--- begin Supplied material ---

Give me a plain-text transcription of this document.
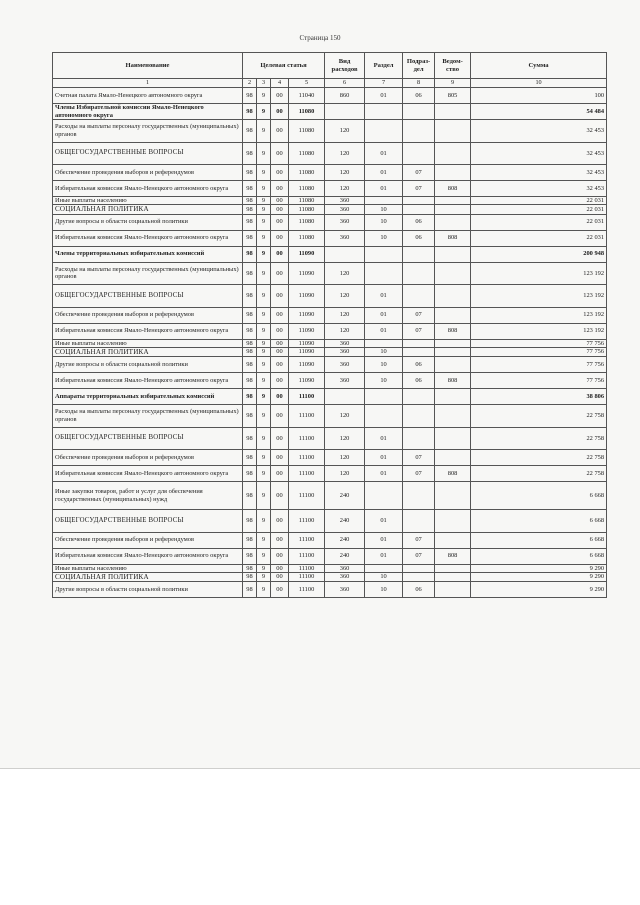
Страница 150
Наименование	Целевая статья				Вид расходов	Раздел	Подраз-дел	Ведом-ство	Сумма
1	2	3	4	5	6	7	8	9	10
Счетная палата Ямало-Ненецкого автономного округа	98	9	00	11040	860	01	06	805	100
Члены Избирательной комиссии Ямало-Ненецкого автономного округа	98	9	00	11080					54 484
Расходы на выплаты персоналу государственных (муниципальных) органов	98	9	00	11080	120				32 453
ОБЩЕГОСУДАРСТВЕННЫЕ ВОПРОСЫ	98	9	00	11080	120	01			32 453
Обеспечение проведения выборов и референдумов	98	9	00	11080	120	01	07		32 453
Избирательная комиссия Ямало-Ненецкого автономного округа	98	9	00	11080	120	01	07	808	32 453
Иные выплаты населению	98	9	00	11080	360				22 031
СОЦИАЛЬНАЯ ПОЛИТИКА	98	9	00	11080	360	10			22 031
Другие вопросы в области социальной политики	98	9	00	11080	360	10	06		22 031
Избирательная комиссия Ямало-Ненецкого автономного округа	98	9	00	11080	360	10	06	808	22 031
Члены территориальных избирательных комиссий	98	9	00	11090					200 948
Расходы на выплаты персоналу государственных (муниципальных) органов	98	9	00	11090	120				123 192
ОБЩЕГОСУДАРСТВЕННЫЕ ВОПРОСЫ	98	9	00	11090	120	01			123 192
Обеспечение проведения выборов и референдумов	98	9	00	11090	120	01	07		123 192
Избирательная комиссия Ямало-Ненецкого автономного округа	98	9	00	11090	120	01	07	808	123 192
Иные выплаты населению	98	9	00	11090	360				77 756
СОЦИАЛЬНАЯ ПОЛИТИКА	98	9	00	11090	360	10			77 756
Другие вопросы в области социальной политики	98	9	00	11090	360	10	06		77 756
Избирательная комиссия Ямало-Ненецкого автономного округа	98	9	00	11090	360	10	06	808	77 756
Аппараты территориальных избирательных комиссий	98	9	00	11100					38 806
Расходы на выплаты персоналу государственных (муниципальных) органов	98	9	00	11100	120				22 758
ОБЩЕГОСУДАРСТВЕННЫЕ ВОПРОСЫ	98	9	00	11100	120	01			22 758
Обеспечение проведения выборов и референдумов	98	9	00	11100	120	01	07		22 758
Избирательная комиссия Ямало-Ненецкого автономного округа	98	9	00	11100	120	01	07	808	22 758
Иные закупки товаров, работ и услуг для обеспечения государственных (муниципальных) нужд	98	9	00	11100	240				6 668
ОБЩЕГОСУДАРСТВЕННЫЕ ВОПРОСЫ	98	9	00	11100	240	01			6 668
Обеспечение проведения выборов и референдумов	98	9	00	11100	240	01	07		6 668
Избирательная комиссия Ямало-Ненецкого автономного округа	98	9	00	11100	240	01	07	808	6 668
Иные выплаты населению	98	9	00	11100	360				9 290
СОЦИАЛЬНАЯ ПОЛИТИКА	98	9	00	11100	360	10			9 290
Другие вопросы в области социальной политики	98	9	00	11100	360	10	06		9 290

--- end Supplied material ---

• **Prompt**: Repeat all of the entries word for word, but omit the pictures.

• **Result below**:
Give me a plain-text transcription of this document.
Страница 150
Наименование	Целевая статья				Вид расходов	Раздел	Подраз-дел	Ведом-ство	Сумма
1	2	3	4	5	6	7	8	9	10
Счетная палата Ямало-Ненецкого автономного округа	98	9	00	11040	860	01	06	805	100
Члены Избирательной комиссии Ямало-Ненецкого автономного округа	98	9	00	11080					54 484
Расходы на выплаты персоналу государственных (муниципальных) органов	98	9	00	11080	120				32 453
ОБЩЕГОСУДАРСТВЕННЫЕ ВОПРОСЫ	98	9	00	11080	120	01			32 453
Обеспечение проведения выборов и референдумов	98	9	00	11080	120	01	07		32 453
Избирательная комиссия Ямало-Ненецкого автономного округа	98	9	00	11080	120	01	07	808	32 453
Иные выплаты населению	98	9	00	11080	360				22 031
СОЦИАЛЬНАЯ ПОЛИТИКА	98	9	00	11080	360	10			22 031
Другие вопросы в области социальной политики	98	9	00	11080	360	10	06		22 031
Избирательная комиссия Ямало-Ненецкого автономного округа	98	9	00	11080	360	10	06	808	22 031
Члены территориальных избирательных комиссий	98	9	00	11090					200 948
Расходы на выплаты персоналу государственных (муниципальных) органов	98	9	00	11090	120				123 192
ОБЩЕГОСУДАРСТВЕННЫЕ ВОПРОСЫ	98	9	00	11090	120	01			123 192
Обеспечение проведения выборов и референдумов	98	9	00	11090	120	01	07		123 192
Избирательная комиссия Ямало-Ненецкого автономного округа	98	9	00	11090	120	01	07	808	123 192
Иные выплаты населению	98	9	00	11090	360				77 756
СОЦИАЛЬНАЯ ПОЛИТИКА	98	9	00	11090	360	10			77 756
Другие вопросы в области социальной политики	98	9	00	11090	360	10	06		77 756
Избирательная комиссия Ямало-Ненецкого автономного округа	98	9	00	11090	360	10	06	808	77 756
Аппараты территориальных избирательных комиссий	98	9	00	11100					38 806
Расходы на выплаты персоналу государственных (муниципальных) органов	98	9	00	11100	120				22 758
ОБЩЕГОСУДАРСТВЕННЫЕ ВОПРОСЫ	98	9	00	11100	120	01			22 758
Обеспечение проведения выборов и референдумов	98	9	00	11100	120	01	07		22 758
Избирательная комиссия Ямало-Ненецкого автономного округа	98	9	00	11100	120	01	07	808	22 758
Иные закупки товаров, работ и услуг для обеспечения государственных (муниципальных) нужд	98	9	00	11100	240				6 668
ОБЩЕГОСУДАРСТВЕННЫЕ ВОПРОСЫ	98	9	00	11100	240	01			6 668
Обеспечение проведения выборов и референдумов	98	9	00	11100	240	01	07		6 668
Избирательная комиссия Ямало-Ненецкого автономного округа	98	9	00	11100	240	01	07	808	6 668
Иные выплаты населению	98	9	00	11100	360				9 290
СОЦИАЛЬНАЯ ПОЛИТИКА	98	9	00	11100	360	10			9 290
Другие вопросы в области социальной политики	98	9	00	11100	360	10	06		9 290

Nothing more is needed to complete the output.